From the listing below, pull each line that includes "this".

** begin ITEMS **

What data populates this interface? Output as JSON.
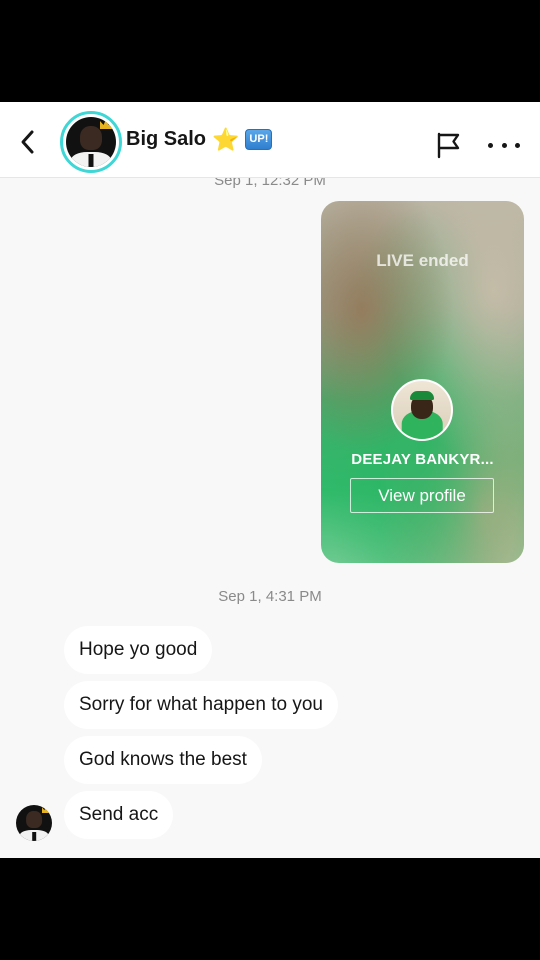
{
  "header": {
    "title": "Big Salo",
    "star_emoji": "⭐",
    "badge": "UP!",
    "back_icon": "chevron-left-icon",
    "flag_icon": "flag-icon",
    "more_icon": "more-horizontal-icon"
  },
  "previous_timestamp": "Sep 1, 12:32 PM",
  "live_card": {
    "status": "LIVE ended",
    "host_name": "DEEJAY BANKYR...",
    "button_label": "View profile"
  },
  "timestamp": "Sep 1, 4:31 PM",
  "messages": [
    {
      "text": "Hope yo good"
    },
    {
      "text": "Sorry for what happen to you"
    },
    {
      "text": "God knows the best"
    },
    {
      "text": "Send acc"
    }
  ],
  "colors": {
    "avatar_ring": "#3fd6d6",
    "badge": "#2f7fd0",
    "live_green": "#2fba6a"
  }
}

** end ITEMS **
** begin ITEMS **

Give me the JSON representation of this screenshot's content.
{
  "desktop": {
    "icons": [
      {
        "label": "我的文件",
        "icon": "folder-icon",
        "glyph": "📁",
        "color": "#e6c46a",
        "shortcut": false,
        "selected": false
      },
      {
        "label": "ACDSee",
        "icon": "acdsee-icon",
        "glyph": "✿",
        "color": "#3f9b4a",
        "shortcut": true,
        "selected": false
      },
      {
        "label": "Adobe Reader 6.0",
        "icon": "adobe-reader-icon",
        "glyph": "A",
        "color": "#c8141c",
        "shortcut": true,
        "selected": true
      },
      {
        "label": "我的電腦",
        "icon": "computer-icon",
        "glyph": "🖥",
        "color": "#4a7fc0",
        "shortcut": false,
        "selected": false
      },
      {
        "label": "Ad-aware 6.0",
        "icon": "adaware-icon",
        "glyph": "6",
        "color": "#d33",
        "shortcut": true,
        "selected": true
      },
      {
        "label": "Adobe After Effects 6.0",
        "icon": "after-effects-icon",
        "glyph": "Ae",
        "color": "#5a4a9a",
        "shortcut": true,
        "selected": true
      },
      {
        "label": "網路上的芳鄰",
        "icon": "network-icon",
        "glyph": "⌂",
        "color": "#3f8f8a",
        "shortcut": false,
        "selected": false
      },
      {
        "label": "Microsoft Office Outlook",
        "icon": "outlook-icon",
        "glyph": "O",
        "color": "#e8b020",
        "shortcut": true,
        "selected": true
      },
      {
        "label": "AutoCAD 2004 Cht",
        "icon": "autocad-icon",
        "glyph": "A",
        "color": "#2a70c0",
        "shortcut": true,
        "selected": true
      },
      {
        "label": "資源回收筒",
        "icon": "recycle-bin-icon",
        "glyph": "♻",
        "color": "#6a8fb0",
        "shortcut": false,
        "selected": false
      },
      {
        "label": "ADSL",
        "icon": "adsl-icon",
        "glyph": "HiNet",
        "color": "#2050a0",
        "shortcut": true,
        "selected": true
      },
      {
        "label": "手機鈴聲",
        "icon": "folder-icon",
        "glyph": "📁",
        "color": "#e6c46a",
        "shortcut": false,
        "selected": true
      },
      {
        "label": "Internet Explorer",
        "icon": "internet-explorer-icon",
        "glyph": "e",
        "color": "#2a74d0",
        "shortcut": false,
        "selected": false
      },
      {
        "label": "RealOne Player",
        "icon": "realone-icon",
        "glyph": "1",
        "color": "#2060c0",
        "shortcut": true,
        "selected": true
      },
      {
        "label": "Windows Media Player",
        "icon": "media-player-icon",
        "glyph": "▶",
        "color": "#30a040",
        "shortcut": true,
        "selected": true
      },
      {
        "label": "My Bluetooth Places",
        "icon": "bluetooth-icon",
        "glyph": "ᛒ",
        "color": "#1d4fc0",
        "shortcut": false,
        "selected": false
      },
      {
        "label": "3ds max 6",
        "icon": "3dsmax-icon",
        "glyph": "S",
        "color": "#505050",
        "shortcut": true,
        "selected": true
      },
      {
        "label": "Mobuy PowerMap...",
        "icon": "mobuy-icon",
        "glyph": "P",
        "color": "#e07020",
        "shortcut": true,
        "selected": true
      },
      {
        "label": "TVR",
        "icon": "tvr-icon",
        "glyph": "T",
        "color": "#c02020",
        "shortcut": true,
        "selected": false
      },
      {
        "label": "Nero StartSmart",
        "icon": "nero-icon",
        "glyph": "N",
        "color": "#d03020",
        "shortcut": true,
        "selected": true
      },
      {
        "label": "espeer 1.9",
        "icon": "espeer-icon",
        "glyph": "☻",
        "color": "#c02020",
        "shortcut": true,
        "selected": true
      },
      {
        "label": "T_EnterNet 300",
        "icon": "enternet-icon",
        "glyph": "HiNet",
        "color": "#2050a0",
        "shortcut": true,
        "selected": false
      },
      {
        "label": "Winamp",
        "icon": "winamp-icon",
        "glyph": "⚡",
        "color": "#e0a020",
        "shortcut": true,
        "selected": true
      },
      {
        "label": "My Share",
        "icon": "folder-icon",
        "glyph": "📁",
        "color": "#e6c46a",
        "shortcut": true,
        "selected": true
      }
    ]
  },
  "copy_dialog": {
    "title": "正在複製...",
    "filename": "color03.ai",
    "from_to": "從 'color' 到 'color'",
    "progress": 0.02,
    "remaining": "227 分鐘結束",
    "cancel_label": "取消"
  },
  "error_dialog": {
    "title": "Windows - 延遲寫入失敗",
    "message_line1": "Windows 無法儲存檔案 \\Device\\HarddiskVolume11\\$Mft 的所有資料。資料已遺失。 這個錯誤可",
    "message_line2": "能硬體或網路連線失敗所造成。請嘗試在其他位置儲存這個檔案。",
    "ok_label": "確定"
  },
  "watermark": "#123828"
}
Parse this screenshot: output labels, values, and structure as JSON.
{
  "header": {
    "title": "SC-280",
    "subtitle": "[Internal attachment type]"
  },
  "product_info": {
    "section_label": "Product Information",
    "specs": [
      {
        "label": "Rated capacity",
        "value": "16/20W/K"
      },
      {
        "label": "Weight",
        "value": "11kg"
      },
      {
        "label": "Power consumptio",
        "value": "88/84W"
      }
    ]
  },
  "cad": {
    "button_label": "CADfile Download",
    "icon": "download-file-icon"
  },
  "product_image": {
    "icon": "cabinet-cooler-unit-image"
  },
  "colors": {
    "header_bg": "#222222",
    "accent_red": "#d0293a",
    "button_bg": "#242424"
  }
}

** end ITEMS **

FULL ANSWER:
What data populates this interface? Output as JSON.
Give me the JSON representation of this screenshot's content.
Parse this screenshot: output labels, values, and structure as JSON.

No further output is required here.